►

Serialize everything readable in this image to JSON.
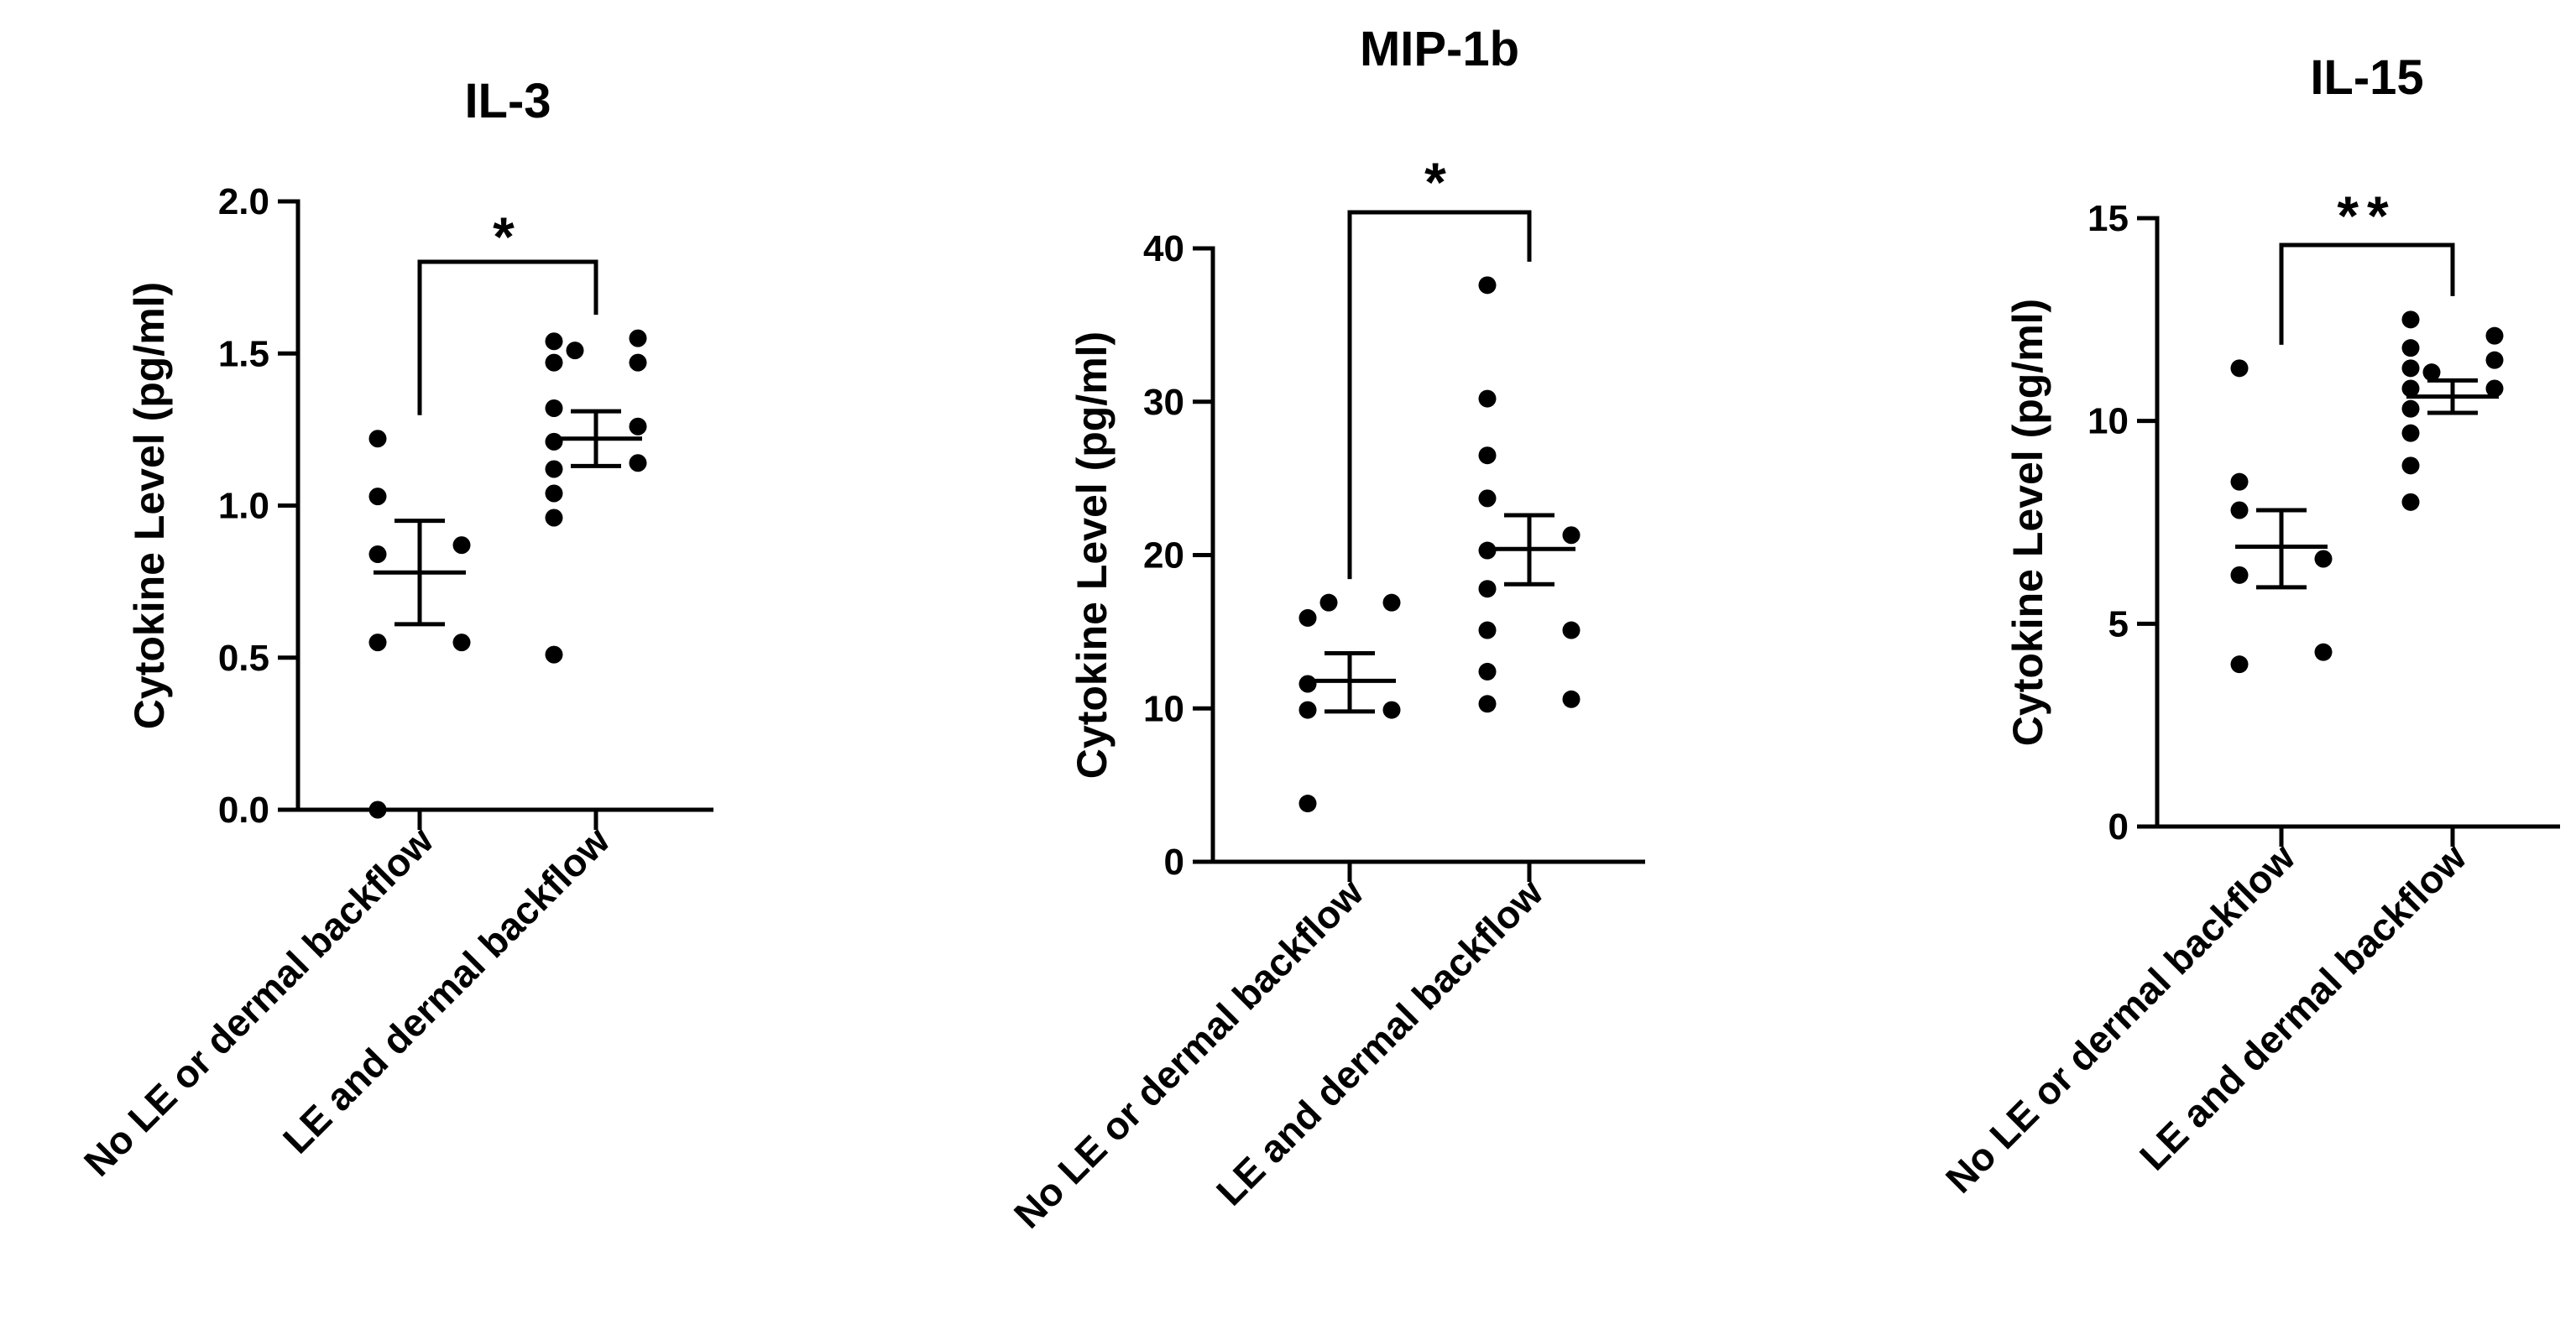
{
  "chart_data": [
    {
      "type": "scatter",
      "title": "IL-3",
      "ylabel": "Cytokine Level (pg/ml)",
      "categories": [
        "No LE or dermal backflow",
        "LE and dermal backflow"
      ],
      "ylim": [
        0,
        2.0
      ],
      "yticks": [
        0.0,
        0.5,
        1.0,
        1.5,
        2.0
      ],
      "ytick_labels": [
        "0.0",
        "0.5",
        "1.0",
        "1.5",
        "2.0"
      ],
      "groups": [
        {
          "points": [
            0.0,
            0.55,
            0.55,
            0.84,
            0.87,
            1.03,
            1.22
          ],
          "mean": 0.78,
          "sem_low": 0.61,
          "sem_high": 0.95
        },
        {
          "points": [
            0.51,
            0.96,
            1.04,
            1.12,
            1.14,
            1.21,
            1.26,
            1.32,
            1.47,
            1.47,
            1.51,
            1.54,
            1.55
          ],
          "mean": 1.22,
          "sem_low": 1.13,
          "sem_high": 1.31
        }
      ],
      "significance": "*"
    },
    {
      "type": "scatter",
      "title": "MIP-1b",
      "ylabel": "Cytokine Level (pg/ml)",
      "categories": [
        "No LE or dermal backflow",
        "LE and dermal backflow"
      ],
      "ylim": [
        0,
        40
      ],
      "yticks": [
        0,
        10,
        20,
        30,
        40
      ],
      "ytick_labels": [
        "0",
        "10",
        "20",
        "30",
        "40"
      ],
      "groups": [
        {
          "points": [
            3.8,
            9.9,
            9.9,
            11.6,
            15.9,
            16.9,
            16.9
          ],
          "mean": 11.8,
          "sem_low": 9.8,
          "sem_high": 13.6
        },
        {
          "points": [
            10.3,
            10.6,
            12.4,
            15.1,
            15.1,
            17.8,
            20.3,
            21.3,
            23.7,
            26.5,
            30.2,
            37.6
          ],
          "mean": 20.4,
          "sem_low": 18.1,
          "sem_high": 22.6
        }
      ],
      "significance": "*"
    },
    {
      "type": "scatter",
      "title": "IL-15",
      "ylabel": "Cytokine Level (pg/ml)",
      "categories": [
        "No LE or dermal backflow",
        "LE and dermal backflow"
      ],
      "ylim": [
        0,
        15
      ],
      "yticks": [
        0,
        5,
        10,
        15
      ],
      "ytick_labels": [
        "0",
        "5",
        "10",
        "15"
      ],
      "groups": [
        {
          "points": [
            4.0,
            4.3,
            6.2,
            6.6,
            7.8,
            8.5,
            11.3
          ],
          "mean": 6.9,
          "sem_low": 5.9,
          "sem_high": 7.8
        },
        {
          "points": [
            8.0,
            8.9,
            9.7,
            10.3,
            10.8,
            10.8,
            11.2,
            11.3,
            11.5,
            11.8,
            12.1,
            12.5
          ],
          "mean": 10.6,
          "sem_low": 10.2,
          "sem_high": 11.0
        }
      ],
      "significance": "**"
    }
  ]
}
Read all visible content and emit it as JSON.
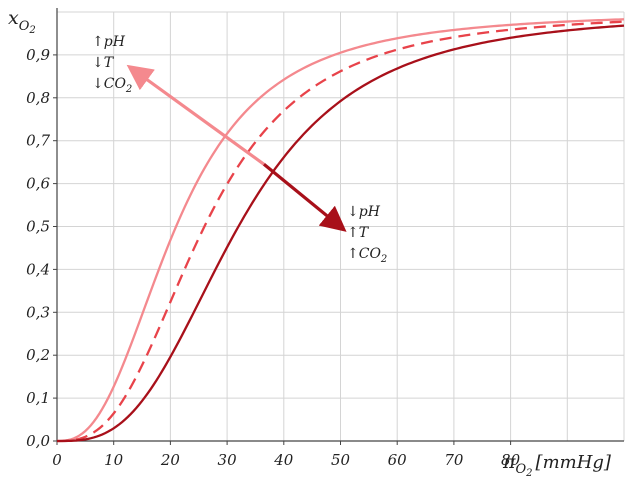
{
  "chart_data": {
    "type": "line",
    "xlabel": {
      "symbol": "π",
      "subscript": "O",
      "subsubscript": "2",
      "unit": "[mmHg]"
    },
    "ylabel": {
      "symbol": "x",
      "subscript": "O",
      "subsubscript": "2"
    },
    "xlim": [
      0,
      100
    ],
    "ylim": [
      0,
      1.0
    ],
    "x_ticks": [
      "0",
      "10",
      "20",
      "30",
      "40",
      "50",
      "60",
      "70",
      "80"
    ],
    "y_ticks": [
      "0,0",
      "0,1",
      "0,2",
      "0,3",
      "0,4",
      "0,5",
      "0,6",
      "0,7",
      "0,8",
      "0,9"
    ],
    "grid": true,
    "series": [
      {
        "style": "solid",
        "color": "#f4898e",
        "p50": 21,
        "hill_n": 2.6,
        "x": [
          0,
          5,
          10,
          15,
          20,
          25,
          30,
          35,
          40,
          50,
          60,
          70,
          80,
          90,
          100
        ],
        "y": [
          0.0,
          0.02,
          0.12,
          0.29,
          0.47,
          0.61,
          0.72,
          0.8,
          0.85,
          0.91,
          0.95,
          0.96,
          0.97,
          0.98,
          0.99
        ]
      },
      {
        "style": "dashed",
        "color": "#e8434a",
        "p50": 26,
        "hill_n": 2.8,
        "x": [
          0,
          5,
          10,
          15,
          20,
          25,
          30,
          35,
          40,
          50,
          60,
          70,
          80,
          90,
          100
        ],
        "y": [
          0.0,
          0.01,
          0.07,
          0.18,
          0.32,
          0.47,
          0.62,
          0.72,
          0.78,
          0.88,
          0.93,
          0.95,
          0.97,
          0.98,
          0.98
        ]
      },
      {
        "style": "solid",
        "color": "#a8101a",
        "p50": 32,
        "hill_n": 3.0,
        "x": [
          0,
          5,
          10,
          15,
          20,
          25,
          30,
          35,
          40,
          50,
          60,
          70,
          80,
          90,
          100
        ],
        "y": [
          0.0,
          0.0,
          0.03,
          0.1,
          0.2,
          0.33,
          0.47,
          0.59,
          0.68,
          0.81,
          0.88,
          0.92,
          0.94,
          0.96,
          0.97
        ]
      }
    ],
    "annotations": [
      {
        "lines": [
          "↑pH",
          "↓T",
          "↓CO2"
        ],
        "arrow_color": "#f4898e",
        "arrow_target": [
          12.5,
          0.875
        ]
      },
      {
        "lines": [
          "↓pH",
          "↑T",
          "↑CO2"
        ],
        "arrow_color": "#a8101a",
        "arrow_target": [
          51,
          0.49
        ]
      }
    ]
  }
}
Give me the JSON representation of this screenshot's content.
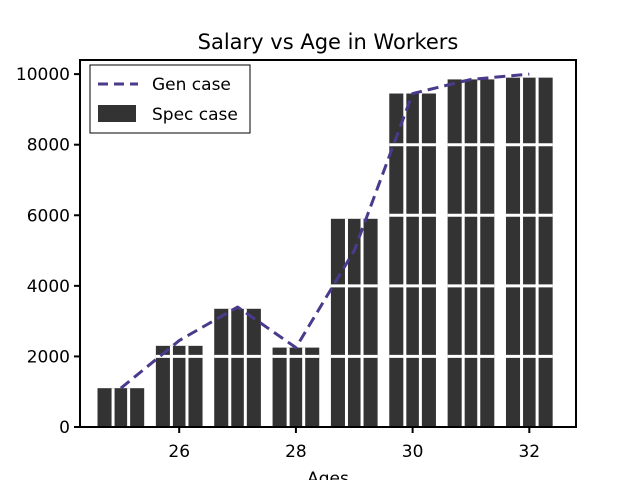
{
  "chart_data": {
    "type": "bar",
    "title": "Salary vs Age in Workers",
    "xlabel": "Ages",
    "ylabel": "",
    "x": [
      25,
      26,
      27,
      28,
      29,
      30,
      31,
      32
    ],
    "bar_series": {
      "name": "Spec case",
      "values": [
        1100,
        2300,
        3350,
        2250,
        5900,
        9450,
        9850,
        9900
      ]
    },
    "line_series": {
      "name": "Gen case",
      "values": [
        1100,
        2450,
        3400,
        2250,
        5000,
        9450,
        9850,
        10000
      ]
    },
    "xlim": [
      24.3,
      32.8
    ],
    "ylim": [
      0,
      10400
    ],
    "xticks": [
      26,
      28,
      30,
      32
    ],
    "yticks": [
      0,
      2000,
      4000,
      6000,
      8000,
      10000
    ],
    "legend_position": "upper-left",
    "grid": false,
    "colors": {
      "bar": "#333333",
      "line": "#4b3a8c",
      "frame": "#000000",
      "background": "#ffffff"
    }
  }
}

◄

The records above must be transcribed exactly. Pictures are left out of the copy.

Serialize everything readable in this image to JSON.
{
  "chart_data": [
    {
      "type": "scatter",
      "title": "IL-3",
      "ylabel": "Cytokine Level (pg/ml)",
      "categories": [
        "No LE or dermal backflow",
        "LE and dermal backflow"
      ],
      "ylim": [
        0,
        2.0
      ],
      "yticks": [
        0.0,
        0.5,
        1.0,
        1.5,
        2.0
      ],
      "ytick_labels": [
        "0.0",
        "0.5",
        "1.0",
        "1.5",
        "2.0"
      ],
      "groups": [
        {
          "points": [
            0.0,
            0.55,
            0.55,
            0.84,
            0.87,
            1.03,
            1.22
          ],
          "mean": 0.78,
          "sem_low": 0.61,
          "sem_high": 0.95
        },
        {
          "points": [
            0.51,
            0.96,
            1.04,
            1.12,
            1.14,
            1.21,
            1.26,
            1.32,
            1.47,
            1.47,
            1.51,
            1.54,
            1.55
          ],
          "mean": 1.22,
          "sem_low": 1.13,
          "sem_high": 1.31
        }
      ],
      "significance": "*"
    },
    {
      "type": "scatter",
      "title": "MIP-1b",
      "ylabel": "Cytokine Level (pg/ml)",
      "categories": [
        "No LE or dermal backflow",
        "LE and dermal backflow"
      ],
      "ylim": [
        0,
        40
      ],
      "yticks": [
        0,
        10,
        20,
        30,
        40
      ],
      "ytick_labels": [
        "0",
        "10",
        "20",
        "30",
        "40"
      ],
      "groups": [
        {
          "points": [
            3.8,
            9.9,
            9.9,
            11.6,
            15.9,
            16.9,
            16.9
          ],
          "mean": 11.8,
          "sem_low": 9.8,
          "sem_high": 13.6
        },
        {
          "points": [
            10.3,
            10.6,
            12.4,
            15.1,
            15.1,
            17.8,
            20.3,
            21.3,
            23.7,
            26.5,
            30.2,
            37.6
          ],
          "mean": 20.4,
          "sem_low": 18.1,
          "sem_high": 22.6
        }
      ],
      "significance": "*"
    },
    {
      "type": "scatter",
      "title": "IL-15",
      "ylabel": "Cytokine Level (pg/ml)",
      "categories": [
        "No LE or dermal backflow",
        "LE and dermal backflow"
      ],
      "ylim": [
        0,
        15
      ],
      "yticks": [
        0,
        5,
        10,
        15
      ],
      "ytick_labels": [
        "0",
        "5",
        "10",
        "15"
      ],
      "groups": [
        {
          "points": [
            4.0,
            4.3,
            6.2,
            6.6,
            7.8,
            8.5,
            11.3
          ],
          "mean": 6.9,
          "sem_low": 5.9,
          "sem_high": 7.8
        },
        {
          "points": [
            8.0,
            8.9,
            9.7,
            10.3,
            10.8,
            10.8,
            11.2,
            11.3,
            11.5,
            11.8,
            12.1,
            12.5
          ],
          "mean": 10.6,
          "sem_low": 10.2,
          "sem_high": 11.0
        }
      ],
      "significance": "**"
    }
  ]
}
Read all visible content and emit it as JSON.
{
  "chart_data": {
    "type": "line",
    "xlabel": {
      "symbol": "π",
      "subscript": "O",
      "subsubscript": "2",
      "unit": "[mmHg]"
    },
    "ylabel": {
      "symbol": "x",
      "subscript": "O",
      "subsubscript": "2"
    },
    "xlim": [
      0,
      100
    ],
    "ylim": [
      0,
      1.0
    ],
    "x_ticks": [
      "0",
      "10",
      "20",
      "30",
      "40",
      "50",
      "60",
      "70",
      "80"
    ],
    "y_ticks": [
      "0,0",
      "0,1",
      "0,2",
      "0,3",
      "0,4",
      "0,5",
      "0,6",
      "0,7",
      "0,8",
      "0,9"
    ],
    "grid": true,
    "series": [
      {
        "style": "solid",
        "color": "#f4898e",
        "p50": 21,
        "hill_n": 2.6,
        "x": [
          0,
          5,
          10,
          15,
          20,
          25,
          30,
          35,
          40,
          50,
          60,
          70,
          80,
          90,
          100
        ],
        "y": [
          0.0,
          0.02,
          0.12,
          0.29,
          0.47,
          0.61,
          0.72,
          0.8,
          0.85,
          0.91,
          0.95,
          0.96,
          0.97,
          0.98,
          0.99
        ]
      },
      {
        "style": "dashed",
        "color": "#e8434a",
        "p50": 26,
        "hill_n": 2.8,
        "x": [
          0,
          5,
          10,
          15,
          20,
          25,
          30,
          35,
          40,
          50,
          60,
          70,
          80,
          90,
          100
        ],
        "y": [
          0.0,
          0.01,
          0.07,
          0.18,
          0.32,
          0.47,
          0.62,
          0.72,
          0.78,
          0.88,
          0.93,
          0.95,
          0.97,
          0.98,
          0.98
        ]
      },
      {
        "style": "solid",
        "color": "#a8101a",
        "p50": 32,
        "hill_n": 3.0,
        "x": [
          0,
          5,
          10,
          15,
          20,
          25,
          30,
          35,
          40,
          50,
          60,
          70,
          80,
          90,
          100
        ],
        "y": [
          0.0,
          0.0,
          0.03,
          0.1,
          0.2,
          0.33,
          0.47,
          0.59,
          0.68,
          0.81,
          0.88,
          0.92,
          0.94,
          0.96,
          0.97
        ]
      }
    ],
    "annotations": [
      {
        "lines": [
          "↑pH",
          "↓T",
          "↓CO2"
        ],
        "arrow_color": "#f4898e",
        "arrow_target": [
          12.5,
          0.875
        ]
      },
      {
        "lines": [
          "↓pH",
          "↑T",
          "↑CO2"
        ],
        "arrow_color": "#a8101a",
        "arrow_target": [
          51,
          0.49
        ]
      }
    ]
  }
}
Give me the JSON representation of this screenshot's content.
{
  "chart_data": {
    "type": "bar",
    "title": "Salary vs Age in Workers",
    "xlabel": "Ages",
    "ylabel": "",
    "x": [
      25,
      26,
      27,
      28,
      29,
      30,
      31,
      32
    ],
    "bar_series": {
      "name": "Spec case",
      "values": [
        1100,
        2300,
        3350,
        2250,
        5900,
        9450,
        9850,
        9900
      ]
    },
    "line_series": {
      "name": "Gen case",
      "values": [
        1100,
        2450,
        3400,
        2250,
        5000,
        9450,
        9850,
        10000
      ]
    },
    "xlim": [
      24.3,
      32.8
    ],
    "ylim": [
      0,
      10400
    ],
    "xticks": [
      26,
      28,
      30,
      32
    ],
    "yticks": [
      0,
      2000,
      4000,
      6000,
      8000,
      10000
    ],
    "legend_position": "upper-left",
    "grid": false,
    "colors": {
      "bar": "#333333",
      "line": "#4b3a8c",
      "frame": "#000000",
      "background": "#ffffff"
    }
  }
}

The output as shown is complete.